# Work instructions
Copy out each line below exactly as it appears.

# Data provided

+===+

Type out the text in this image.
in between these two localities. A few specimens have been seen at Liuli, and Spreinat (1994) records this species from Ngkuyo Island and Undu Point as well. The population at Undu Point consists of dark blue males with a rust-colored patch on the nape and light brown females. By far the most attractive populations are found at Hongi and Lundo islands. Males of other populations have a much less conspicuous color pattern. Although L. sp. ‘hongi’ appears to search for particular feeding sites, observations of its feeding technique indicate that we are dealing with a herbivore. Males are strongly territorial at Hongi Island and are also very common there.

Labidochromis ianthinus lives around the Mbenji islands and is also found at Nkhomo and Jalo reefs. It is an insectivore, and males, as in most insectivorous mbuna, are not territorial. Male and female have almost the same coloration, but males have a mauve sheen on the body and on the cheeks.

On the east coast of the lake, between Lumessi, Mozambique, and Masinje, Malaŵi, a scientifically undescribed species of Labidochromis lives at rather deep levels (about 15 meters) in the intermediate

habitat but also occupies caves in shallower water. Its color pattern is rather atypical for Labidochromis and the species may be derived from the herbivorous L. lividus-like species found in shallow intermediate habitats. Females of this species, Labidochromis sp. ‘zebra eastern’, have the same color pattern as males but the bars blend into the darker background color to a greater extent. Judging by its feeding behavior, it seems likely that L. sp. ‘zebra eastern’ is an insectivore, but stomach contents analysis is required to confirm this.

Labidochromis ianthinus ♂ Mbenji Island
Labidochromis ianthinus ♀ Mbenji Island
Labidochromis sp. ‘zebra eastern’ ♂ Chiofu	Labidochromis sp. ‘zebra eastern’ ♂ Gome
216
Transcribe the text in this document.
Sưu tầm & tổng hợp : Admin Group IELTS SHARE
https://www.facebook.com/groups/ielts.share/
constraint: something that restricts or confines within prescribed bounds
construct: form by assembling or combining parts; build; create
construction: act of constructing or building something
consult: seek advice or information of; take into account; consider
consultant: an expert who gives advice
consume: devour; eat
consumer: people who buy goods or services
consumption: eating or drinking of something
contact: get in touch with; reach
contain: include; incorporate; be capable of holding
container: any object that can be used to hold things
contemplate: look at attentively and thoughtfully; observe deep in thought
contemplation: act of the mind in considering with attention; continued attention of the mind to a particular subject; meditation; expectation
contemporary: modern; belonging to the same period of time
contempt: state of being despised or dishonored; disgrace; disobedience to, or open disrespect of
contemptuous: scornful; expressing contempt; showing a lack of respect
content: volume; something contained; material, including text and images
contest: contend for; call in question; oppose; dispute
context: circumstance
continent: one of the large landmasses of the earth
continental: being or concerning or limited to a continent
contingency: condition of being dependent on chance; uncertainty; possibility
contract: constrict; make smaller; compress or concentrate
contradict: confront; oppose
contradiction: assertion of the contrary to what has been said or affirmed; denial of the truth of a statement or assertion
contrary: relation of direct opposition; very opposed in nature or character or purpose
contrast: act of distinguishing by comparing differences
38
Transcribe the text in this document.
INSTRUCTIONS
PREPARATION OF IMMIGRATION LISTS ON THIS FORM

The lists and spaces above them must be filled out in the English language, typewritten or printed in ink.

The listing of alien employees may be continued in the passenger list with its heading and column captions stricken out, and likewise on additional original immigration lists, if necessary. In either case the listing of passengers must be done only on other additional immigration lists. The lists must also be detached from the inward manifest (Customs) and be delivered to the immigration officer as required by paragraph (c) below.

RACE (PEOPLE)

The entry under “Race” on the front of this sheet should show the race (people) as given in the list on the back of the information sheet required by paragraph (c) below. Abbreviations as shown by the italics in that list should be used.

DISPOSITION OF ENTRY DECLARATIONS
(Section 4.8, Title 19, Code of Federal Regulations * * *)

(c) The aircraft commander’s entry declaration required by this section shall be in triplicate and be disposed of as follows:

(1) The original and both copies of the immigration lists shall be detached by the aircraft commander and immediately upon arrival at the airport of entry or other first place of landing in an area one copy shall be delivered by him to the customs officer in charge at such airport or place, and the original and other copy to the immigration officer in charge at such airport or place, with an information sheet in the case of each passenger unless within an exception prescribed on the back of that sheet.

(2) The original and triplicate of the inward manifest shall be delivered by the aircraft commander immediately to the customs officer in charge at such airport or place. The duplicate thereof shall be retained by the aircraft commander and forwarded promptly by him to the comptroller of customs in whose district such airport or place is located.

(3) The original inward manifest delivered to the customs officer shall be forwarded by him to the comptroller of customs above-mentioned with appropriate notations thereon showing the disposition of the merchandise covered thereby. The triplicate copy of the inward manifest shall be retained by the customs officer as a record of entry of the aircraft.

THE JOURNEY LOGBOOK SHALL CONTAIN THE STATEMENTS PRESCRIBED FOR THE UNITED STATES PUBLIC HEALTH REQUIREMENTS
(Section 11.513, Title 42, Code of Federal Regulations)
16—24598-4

+===+

# Solution to the exercise
Type out the text in this image.
in between these two localities. A few specimens have been seen at Liuli, and Spreinat (1994) records this species from Ngkuyo Island and Undu Point as well. The population at Undu Point consists of dark blue males with a rust-colored patch on the nape and light brown females. By far the most attractive populations are found at Hongi and Lundo islands. Males of other populations have a much less conspicuous color pattern. Although L. sp. ‘hongi’ appears to search for particular feeding sites, observations of its feeding technique indicate that we are dealing with a herbivore. Males are strongly territorial at Hongi Island and are also very common there.

Labidochromis ianthinus lives around the Mbenji islands and is also found at Nkhomo and Jalo reefs. It is an insectivore, and males, as in most insectivorous mbuna, are not territorial. Male and female have almost the same coloration, but males have a mauve sheen on the body and on the cheeks.

On the east coast of the lake, between Lumessi, Mozambique, and Masinje, Malaŵi, a scientifically undescribed species of Labidochromis lives at rather deep levels (about 15 meters) in the intermediate

habitat but also occupies caves in shallower water. Its color pattern is rather atypical for Labidochromis and the species may be derived from the herbivorous L. lividus-like species found in shallow intermediate habitats. Females of this species, Labidochromis sp. ‘zebra eastern’, have the same color pattern as males but the bars blend into the darker background color to a greater extent. Judging by its feeding behavior, it seems likely that L. sp. ‘zebra eastern’ is an insectivore, but stomach contents analysis is required to confirm this.

Labidochromis ianthinus ♂ Mbenji Island
Labidochromis ianthinus ♀ Mbenji Island
Labidochromis sp. ‘zebra eastern’ ♂ Chiofu	Labidochromis sp. ‘zebra eastern’ ♂ Gome
216
Transcribe the text in this document.
Sưu tầm & tổng hợp : Admin Group IELTS SHARE
https://www.facebook.com/groups/ielts.share/
constraint: something that restricts or confines within prescribed bounds
construct: form by assembling or combining parts; build; create
construction: act of constructing or building something
consult: seek advice or information of; take into account; consider
consultant: an expert who gives advice
consume: devour; eat
consumer: people who buy goods or services
consumption: eating or drinking of something
contact: get in touch with; reach
contain: include; incorporate; be capable of holding
container: any object that can be used to hold things
contemplate: look at attentively and thoughtfully; observe deep in thought
contemplation: act of the mind in considering with attention; continued attention of the mind to a particular subject; meditation; expectation
contemporary: modern; belonging to the same period of time
contempt: state of being despised or dishonored; disgrace; disobedience to, or open disrespect of
contemptuous: scornful; expressing contempt; showing a lack of respect
content: volume; something contained; material, including text and images
contest: contend for; call in question; oppose; dispute
context: circumstance
continent: one of the large landmasses of the earth
continental: being or concerning or limited to a continent
contingency: condition of being dependent on chance; uncertainty; possibility
contract: constrict; make smaller; compress or concentrate
contradict: confront; oppose
contradiction: assertion of the contrary to what has been said or affirmed; denial of the truth of a statement or assertion
contrary: relation of direct opposition; very opposed in nature or character or purpose
contrast: act of distinguishing by comparing differences
38
Transcribe the text in this document.
INSTRUCTIONS
PREPARATION OF IMMIGRATION LISTS ON THIS FORM

The lists and spaces above them must be filled out in the English language, typewritten or printed in ink.

The listing of alien employees may be continued in the passenger list with its heading and column captions stricken out, and likewise on additional original immigration lists, if necessary. In either case the listing of passengers must be done only on other additional immigration lists. The lists must also be detached from the inward manifest (Customs) and be delivered to the immigration officer as required by paragraph (c) below.

RACE (PEOPLE)

The entry under “Race” on the front of this sheet should show the race (people) as given in the list on the back of the information sheet required by paragraph (c) below. Abbreviations as shown by the italics in that list should be used.

DISPOSITION OF ENTRY DECLARATIONS
(Section 4.8, Title 19, Code of Federal Regulations * * *)

(c) The aircraft commander’s entry declaration required by this section shall be in triplicate and be disposed of as follows:

(1) The original and both copies of the immigration lists shall be detached by the aircraft commander and immediately upon arrival at the airport of entry or other first place of landing in an area one copy shall be delivered by him to the customs officer in charge at such airport or place, and the original and other copy to the immigration officer in charge at such airport or place, with an information sheet in the case of each passenger unless within an exception prescribed on the back of that sheet.

(2) The original and triplicate of the inward manifest shall be delivered by the aircraft commander immediately to the customs officer in charge at such airport or place. The duplicate thereof shall be retained by the aircraft commander and forwarded promptly by him to the comptroller of customs in whose district such airport or place is located.

(3) The original inward manifest delivered to the customs officer shall be forwarded by him to the comptroller of customs above-mentioned with appropriate notations thereon showing the disposition of the merchandise covered thereby. The triplicate copy of the inward manifest shall be retained by the customs officer as a record of entry of the aircraft.

THE JOURNEY LOGBOOK SHALL CONTAIN THE STATEMENTS PRESCRIBED FOR THE UNITED STATES PUBLIC HEALTH REQUIREMENTS
(Section 11.513, Title 42, Code of Federal Regulations)
16—24598-4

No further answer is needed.